▶ **TASK OBJECTIVE**: Where a line holds the word "方向方差强度系数", copy that line.

═══ RECORD EXTRACTS ═══

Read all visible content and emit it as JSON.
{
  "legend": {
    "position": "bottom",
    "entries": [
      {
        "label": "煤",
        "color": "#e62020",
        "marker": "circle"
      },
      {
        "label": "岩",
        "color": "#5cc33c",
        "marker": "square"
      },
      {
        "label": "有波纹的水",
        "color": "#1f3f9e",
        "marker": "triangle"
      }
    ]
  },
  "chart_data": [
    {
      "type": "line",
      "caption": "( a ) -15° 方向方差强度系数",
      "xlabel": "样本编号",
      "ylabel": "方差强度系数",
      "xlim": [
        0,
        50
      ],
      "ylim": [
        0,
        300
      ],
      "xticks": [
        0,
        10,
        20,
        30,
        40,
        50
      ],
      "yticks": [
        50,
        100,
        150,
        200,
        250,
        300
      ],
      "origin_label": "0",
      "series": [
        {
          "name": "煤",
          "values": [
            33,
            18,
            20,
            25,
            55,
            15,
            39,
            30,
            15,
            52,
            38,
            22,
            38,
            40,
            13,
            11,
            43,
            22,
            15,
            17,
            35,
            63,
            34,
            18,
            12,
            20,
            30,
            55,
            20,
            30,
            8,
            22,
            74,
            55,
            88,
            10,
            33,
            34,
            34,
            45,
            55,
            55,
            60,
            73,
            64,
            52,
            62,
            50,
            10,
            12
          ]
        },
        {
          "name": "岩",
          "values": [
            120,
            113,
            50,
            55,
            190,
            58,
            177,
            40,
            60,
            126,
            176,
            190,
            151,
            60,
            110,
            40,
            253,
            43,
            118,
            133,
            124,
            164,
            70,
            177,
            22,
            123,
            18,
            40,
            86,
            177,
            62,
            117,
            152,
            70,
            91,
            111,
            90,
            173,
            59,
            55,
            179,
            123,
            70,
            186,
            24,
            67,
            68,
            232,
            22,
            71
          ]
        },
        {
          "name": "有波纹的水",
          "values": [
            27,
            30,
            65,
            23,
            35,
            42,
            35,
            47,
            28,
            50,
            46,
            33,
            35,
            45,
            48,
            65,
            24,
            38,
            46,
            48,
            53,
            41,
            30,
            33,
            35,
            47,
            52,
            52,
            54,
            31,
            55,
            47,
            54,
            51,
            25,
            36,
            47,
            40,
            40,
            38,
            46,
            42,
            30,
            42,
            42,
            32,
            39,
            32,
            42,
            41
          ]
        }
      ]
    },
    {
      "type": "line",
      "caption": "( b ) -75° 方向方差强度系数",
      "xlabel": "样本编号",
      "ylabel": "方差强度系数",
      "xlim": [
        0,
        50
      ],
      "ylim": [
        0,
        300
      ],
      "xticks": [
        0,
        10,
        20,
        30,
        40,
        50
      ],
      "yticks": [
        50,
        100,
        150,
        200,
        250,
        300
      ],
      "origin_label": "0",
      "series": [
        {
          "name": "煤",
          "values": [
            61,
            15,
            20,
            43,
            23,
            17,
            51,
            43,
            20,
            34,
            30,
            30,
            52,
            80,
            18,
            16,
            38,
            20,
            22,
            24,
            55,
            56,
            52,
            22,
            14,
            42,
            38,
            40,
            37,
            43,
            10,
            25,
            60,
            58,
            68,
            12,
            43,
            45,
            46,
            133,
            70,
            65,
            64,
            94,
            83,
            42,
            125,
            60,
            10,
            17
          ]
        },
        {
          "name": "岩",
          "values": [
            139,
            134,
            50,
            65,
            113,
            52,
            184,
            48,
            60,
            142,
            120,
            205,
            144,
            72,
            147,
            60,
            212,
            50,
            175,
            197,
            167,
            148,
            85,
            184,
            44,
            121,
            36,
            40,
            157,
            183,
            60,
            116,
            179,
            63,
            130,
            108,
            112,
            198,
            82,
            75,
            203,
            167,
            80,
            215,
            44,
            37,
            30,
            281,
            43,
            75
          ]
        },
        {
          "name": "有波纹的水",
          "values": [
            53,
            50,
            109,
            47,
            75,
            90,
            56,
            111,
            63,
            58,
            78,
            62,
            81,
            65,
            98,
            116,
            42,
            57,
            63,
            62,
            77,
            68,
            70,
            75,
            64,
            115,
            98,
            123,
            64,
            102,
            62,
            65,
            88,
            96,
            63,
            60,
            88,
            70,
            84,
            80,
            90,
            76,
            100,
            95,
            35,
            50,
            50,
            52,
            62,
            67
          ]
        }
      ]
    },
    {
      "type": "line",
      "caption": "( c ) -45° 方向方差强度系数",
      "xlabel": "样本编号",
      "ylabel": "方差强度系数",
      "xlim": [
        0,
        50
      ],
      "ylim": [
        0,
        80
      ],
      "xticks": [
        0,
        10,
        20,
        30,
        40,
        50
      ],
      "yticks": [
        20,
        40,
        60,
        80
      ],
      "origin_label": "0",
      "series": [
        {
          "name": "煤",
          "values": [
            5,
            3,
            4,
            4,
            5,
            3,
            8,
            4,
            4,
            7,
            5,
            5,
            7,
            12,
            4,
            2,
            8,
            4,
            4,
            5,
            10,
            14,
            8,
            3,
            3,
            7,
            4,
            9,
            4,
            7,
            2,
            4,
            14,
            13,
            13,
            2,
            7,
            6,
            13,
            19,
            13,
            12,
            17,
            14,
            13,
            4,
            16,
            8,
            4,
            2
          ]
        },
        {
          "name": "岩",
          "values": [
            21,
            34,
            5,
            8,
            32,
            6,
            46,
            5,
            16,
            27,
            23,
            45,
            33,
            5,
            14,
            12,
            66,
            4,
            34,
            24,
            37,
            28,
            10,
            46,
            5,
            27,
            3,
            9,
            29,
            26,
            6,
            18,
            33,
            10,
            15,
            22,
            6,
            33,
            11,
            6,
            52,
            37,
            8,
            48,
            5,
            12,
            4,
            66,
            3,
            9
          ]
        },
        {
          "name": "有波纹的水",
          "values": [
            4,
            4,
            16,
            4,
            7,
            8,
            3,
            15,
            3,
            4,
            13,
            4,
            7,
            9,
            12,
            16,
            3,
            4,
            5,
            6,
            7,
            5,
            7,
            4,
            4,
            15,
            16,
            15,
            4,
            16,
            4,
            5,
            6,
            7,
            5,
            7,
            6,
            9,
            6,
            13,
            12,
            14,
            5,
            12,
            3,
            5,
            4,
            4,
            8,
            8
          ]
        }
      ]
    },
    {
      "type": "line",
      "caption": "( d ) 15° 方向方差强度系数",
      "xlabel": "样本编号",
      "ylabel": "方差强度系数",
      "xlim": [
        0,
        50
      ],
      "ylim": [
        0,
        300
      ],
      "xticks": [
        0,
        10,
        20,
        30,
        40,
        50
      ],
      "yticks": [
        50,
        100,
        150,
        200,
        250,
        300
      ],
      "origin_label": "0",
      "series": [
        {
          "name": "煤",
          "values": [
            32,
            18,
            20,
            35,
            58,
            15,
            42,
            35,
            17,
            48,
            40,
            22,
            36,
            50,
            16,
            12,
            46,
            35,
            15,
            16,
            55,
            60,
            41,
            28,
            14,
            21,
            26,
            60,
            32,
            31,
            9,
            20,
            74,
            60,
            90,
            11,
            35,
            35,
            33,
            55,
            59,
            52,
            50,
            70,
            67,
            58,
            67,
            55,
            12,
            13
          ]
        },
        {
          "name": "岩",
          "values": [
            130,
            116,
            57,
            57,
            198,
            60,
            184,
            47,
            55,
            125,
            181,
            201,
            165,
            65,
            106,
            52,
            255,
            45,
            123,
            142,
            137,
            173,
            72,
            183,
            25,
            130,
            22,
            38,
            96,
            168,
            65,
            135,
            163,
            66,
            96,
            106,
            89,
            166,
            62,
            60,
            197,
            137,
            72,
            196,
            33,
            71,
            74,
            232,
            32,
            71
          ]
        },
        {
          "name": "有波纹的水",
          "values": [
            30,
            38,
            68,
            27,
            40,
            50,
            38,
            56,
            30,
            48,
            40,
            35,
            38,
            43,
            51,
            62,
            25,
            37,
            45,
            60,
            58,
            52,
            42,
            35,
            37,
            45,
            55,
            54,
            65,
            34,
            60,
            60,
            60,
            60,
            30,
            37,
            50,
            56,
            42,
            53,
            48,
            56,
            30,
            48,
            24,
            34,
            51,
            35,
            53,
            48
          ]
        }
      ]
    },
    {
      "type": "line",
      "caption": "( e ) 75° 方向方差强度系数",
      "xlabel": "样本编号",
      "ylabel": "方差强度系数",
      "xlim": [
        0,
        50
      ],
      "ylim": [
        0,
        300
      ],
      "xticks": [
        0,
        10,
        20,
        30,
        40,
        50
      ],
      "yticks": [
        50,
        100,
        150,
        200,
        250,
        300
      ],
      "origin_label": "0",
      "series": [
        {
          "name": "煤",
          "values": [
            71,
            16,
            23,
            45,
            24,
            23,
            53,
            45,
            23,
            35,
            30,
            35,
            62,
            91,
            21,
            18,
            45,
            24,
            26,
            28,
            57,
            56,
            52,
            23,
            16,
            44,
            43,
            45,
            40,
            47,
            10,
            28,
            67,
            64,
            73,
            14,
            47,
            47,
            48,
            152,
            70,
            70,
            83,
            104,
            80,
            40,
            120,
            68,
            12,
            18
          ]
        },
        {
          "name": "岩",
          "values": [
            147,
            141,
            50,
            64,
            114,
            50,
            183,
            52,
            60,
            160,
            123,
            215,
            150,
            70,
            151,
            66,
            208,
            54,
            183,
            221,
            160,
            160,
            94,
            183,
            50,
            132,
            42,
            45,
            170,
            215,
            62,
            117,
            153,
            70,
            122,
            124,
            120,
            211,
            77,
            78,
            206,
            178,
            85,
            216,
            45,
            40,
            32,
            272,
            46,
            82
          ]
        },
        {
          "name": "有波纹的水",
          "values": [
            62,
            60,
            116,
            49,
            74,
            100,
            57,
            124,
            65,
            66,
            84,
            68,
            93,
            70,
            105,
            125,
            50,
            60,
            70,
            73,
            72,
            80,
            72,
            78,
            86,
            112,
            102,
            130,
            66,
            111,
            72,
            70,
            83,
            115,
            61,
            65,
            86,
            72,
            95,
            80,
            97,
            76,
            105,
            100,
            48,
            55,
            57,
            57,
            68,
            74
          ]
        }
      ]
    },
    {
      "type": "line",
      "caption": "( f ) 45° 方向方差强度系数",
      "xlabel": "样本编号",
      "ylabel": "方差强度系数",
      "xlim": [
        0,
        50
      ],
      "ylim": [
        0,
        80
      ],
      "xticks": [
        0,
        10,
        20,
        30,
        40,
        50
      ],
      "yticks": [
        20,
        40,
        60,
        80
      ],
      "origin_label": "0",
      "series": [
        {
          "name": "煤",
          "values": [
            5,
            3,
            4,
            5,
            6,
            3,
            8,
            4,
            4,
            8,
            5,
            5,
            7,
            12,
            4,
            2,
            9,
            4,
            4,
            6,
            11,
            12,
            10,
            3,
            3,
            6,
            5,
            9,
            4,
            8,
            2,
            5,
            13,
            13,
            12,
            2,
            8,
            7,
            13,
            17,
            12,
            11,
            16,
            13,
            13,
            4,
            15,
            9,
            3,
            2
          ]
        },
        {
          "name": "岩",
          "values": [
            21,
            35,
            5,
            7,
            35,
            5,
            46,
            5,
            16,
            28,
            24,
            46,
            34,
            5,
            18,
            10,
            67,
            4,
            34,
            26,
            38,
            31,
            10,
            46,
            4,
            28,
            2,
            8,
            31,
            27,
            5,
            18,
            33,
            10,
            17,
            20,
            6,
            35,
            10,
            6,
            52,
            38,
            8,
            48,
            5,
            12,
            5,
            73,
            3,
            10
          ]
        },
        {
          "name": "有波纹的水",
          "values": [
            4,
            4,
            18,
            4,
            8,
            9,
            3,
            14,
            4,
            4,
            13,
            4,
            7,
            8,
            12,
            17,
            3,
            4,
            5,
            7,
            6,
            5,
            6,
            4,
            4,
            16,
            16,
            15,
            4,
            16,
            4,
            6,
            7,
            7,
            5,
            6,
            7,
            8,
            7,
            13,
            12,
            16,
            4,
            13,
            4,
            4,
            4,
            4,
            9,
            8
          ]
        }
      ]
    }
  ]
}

═══

▶ **RESULT FOR THIS TASK**:
      "caption": "( a ) -15° 方向方差强度系数",
      "caption": "( b ) -75° 方向方差强度系数",
      "caption": "( c ) -45° 方向方差强度系数",
      "caption": "( d ) 15° 方向方差强度系数",
      "caption": "( e ) 75° 方向方差强度系数",
      "caption": "( f ) 45° 方向方差强度系数",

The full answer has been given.